** begin Provided material **

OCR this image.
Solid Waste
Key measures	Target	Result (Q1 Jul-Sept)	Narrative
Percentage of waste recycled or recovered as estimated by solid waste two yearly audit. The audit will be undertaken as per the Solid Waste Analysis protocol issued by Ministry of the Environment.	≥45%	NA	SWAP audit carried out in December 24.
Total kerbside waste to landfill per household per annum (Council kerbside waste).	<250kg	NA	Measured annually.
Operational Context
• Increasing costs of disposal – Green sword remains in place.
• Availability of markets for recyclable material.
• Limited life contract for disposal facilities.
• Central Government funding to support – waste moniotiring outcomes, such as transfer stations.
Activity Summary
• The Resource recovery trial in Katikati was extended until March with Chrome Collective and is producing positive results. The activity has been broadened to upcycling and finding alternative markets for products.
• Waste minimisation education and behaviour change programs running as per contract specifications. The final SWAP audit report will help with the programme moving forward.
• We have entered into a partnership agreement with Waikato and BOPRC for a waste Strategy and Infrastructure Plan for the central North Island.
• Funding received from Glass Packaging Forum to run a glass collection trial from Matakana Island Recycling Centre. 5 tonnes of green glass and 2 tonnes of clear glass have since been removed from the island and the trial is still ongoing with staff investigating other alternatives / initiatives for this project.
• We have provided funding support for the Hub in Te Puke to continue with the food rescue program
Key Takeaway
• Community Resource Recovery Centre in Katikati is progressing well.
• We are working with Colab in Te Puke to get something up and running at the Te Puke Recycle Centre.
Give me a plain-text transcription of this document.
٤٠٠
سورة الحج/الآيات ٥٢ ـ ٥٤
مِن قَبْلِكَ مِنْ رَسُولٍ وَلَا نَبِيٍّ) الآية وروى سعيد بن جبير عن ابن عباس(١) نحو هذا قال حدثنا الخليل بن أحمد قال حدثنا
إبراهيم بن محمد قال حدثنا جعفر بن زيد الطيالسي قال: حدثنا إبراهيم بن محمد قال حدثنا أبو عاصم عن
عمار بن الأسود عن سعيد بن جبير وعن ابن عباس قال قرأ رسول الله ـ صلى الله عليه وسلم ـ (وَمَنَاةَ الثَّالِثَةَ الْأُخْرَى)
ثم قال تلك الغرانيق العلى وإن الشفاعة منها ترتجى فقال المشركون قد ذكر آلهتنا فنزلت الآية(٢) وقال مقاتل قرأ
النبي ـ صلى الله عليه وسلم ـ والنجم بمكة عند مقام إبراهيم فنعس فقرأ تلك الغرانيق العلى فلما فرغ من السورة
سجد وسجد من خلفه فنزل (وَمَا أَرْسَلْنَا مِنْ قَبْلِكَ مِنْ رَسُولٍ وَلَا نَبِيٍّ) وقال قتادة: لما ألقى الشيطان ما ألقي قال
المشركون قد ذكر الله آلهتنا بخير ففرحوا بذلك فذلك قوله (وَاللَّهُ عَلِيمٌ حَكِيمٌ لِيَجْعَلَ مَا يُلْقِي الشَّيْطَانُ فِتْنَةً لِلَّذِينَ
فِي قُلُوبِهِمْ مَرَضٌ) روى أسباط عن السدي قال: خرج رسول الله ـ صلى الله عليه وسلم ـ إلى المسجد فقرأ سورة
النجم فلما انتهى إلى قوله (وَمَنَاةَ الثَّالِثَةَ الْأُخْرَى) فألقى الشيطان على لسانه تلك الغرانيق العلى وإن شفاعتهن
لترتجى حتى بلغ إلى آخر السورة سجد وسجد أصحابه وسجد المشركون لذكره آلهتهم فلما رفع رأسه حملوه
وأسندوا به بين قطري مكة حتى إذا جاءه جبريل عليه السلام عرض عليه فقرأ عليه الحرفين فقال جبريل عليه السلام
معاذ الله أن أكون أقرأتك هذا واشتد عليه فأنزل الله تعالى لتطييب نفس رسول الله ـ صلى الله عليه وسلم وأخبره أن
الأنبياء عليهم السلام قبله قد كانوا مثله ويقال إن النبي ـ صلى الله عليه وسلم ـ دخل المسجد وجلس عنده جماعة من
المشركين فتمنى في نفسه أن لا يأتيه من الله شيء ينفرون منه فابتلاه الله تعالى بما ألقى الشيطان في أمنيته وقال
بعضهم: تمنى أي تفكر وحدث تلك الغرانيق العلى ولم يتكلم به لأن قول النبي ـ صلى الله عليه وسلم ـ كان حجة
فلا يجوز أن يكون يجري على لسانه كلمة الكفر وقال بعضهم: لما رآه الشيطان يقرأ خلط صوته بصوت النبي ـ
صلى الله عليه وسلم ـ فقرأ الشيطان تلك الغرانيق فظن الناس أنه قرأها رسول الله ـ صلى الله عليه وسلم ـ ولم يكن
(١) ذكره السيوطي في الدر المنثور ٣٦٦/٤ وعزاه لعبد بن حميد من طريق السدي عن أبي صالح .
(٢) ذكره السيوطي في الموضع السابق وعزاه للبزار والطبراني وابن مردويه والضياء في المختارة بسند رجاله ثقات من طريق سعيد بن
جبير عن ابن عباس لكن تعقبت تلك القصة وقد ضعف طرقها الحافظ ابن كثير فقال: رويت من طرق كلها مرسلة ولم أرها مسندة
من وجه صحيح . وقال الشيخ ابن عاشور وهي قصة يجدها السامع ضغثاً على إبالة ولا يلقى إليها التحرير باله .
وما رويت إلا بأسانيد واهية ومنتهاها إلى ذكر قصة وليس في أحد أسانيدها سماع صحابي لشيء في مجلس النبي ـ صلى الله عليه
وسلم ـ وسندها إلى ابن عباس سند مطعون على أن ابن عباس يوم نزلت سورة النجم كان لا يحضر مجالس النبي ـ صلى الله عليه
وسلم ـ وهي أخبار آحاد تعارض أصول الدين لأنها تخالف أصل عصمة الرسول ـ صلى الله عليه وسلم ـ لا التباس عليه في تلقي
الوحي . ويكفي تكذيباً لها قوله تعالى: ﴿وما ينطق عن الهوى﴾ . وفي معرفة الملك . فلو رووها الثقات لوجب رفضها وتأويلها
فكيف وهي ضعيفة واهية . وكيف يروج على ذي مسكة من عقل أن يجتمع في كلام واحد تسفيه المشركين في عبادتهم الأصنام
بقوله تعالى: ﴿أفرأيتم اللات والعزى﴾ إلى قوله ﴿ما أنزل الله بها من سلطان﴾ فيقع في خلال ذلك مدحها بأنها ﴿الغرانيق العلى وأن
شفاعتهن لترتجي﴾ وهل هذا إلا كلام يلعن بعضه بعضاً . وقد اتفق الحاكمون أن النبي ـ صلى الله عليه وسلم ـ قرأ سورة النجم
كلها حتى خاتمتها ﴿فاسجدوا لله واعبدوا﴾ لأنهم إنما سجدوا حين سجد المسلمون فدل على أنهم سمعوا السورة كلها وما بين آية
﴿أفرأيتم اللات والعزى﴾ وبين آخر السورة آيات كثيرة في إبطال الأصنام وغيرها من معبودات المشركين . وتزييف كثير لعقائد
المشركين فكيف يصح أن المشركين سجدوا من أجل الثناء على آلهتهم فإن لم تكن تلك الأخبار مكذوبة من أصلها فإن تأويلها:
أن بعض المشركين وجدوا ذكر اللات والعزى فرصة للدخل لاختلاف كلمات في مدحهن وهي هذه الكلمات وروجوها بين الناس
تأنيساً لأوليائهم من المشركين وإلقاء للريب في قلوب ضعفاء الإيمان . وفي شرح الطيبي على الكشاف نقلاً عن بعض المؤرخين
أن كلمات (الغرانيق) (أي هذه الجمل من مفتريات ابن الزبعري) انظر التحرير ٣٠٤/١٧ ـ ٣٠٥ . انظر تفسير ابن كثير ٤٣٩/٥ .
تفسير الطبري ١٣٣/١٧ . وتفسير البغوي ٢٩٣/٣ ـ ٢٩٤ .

** end Provided material **

● Direction:
Return every line of the preceding records in which the word "رويت" appears.

● The completed task:
جبير عن ابن عباس لكن تعقبت تلك القصة وقد ضعف طرقها الحافظ ابن كثير فقال: رويت من طرق كلها مرسلة ولم أرها مسندة
وما رويت إلا بأسانيد واهية ومنتهاها إلى ذكر قصة وليس في أحد أسانيدها سماع صحابي لشيء في مجلس النبي ـ صلى الله عليه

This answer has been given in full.